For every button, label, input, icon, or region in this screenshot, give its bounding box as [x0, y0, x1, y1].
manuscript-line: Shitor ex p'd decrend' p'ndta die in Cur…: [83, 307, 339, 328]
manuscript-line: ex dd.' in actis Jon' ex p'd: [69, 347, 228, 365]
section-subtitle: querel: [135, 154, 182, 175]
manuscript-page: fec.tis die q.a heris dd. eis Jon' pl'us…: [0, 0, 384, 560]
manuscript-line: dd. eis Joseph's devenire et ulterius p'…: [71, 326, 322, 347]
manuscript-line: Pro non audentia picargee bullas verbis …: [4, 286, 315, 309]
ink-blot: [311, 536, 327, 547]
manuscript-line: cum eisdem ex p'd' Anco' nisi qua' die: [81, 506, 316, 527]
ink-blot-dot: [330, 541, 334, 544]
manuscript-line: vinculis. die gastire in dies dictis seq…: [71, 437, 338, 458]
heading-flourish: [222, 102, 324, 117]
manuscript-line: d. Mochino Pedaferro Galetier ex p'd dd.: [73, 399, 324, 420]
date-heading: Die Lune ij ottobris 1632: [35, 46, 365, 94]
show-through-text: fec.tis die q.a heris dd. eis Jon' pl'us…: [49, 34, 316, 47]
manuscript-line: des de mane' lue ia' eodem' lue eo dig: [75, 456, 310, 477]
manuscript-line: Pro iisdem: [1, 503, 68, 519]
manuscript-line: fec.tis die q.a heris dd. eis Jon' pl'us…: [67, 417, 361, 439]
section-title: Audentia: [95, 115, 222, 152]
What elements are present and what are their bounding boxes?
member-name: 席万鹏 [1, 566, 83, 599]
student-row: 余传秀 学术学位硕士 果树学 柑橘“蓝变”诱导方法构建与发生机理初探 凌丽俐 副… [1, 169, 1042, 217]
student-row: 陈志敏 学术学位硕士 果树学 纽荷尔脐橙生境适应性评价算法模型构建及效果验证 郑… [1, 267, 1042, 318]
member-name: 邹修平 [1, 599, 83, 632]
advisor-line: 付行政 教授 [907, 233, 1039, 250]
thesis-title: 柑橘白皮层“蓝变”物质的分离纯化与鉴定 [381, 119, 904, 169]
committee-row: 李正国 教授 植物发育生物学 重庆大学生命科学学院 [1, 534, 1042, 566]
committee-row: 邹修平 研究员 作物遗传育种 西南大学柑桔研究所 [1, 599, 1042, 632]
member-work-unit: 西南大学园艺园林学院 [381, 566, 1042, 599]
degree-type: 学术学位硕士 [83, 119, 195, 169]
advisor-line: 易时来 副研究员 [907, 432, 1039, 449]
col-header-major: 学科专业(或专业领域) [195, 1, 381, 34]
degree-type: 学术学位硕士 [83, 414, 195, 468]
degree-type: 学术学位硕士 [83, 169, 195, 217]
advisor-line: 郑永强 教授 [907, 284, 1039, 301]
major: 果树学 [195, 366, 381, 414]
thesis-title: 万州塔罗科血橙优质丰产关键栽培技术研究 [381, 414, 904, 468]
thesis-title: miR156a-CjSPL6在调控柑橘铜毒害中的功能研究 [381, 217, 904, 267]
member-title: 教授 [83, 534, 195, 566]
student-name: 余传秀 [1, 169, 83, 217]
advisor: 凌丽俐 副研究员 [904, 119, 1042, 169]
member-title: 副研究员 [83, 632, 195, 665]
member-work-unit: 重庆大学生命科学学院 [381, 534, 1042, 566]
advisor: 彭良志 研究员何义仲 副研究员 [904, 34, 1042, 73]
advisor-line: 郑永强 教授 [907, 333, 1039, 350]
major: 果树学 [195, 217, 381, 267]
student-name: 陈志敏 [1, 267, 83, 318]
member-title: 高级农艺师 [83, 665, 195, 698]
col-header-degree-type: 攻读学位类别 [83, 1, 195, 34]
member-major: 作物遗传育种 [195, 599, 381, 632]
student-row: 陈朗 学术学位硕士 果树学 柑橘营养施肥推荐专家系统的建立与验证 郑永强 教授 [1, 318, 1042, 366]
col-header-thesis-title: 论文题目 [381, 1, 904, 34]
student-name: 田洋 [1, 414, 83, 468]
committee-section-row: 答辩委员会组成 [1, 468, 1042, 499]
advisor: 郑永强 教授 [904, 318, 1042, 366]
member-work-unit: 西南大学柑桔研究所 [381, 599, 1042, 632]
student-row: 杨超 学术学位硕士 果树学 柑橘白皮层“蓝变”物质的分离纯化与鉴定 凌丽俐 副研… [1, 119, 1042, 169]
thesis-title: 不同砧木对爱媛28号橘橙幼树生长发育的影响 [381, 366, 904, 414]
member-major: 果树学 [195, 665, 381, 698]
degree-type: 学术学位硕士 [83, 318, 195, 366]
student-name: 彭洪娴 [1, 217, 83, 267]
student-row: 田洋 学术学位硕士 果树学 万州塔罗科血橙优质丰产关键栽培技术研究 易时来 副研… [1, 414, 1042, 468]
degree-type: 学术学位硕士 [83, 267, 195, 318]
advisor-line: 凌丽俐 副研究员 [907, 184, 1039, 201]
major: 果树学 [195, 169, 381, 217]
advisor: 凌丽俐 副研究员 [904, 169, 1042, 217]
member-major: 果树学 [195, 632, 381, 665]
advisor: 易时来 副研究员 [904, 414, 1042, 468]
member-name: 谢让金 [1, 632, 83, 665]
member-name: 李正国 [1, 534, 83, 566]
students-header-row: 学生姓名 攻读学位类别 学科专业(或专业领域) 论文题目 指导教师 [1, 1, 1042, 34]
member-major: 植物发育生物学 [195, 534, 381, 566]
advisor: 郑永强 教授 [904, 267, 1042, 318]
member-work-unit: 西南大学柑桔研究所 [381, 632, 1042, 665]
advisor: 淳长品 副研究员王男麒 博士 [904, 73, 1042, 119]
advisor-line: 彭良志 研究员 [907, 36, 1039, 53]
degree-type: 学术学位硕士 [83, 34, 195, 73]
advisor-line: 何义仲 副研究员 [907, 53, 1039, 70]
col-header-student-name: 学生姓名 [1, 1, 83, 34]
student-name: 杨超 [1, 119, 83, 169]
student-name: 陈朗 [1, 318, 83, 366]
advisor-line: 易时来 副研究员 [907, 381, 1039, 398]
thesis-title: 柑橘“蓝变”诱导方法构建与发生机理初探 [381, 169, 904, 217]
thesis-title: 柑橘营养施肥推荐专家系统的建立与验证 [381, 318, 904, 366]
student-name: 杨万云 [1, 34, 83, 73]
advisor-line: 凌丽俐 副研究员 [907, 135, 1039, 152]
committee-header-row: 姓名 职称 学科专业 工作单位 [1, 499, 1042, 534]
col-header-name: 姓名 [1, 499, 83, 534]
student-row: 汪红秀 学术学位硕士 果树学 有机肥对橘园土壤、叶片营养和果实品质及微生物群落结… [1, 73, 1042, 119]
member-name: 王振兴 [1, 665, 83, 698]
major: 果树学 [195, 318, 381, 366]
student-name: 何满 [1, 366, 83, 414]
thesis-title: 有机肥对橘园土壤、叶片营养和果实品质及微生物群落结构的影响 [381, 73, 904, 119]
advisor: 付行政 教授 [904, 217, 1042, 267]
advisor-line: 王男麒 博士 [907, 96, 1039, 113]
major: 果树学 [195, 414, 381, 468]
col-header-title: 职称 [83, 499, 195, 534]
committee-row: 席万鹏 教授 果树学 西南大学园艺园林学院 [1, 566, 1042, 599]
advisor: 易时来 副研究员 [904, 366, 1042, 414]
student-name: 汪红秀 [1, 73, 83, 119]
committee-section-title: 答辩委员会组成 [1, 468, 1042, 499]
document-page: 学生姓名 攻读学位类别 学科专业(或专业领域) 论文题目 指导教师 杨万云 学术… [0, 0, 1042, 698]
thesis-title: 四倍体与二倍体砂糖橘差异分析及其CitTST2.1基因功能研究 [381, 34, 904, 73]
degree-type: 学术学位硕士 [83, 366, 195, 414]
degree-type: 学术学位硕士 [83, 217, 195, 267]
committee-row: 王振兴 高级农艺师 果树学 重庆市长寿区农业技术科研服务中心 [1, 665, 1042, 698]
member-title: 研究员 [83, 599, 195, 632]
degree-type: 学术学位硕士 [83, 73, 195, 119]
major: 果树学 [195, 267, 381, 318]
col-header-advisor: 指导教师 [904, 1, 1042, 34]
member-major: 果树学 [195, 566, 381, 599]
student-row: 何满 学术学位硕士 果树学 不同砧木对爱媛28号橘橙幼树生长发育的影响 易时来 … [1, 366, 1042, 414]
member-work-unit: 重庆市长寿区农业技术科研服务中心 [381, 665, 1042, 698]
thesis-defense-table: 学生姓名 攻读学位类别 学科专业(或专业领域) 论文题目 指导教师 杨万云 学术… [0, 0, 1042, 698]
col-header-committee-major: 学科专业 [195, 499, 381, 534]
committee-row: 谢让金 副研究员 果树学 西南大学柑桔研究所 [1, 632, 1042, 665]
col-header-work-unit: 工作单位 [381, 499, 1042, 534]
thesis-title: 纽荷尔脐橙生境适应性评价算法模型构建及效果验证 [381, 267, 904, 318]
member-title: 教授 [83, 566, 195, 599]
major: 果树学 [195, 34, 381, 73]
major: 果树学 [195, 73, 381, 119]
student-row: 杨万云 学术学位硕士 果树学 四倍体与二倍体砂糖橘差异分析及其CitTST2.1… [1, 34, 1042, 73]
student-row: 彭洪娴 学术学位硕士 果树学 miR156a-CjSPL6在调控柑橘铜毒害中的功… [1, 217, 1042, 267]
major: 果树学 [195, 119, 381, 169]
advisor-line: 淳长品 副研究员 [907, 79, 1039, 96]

• [Task details] Reproduce the material starting at its first line and ending at the line containing "manuscript-line: d. Mochino", changing "manuscript-line" to "text-line" throughout and leaving all else unaltered.

• [Exercise answer]
For every button, label, input, icon, or region in this screenshot, give its bounding box as [x0, y0, x1, y1].
text-line: Shitor ex p'd decrend' p'ndta die in Cur…: [83, 307, 339, 328]
text-line: ex dd.' in actis Jon' ex p'd: [69, 347, 228, 365]
section-subtitle: querel: [135, 154, 182, 175]
manuscript-page: fec.tis die q.a heris dd. eis Jon' pl'us…: [0, 0, 384, 560]
text-line: dd. eis Joseph's devenire et ulterius p'…: [71, 326, 322, 347]
text-line: Pro non audentia picargee bullas verbis …: [4, 286, 315, 309]
ink-blot: [311, 536, 327, 547]
text-line: cum eisdem ex p'd' Anco' nisi qua' die: [81, 506, 316, 527]
ink-blot-dot: [330, 541, 334, 544]
text-line: vinculis. die gastire in dies dictis seq…: [71, 437, 338, 458]
heading-flourish: [222, 102, 324, 117]
text-line: d. Mochino Pedaferro Galetier ex p'd dd.: [73, 399, 324, 420]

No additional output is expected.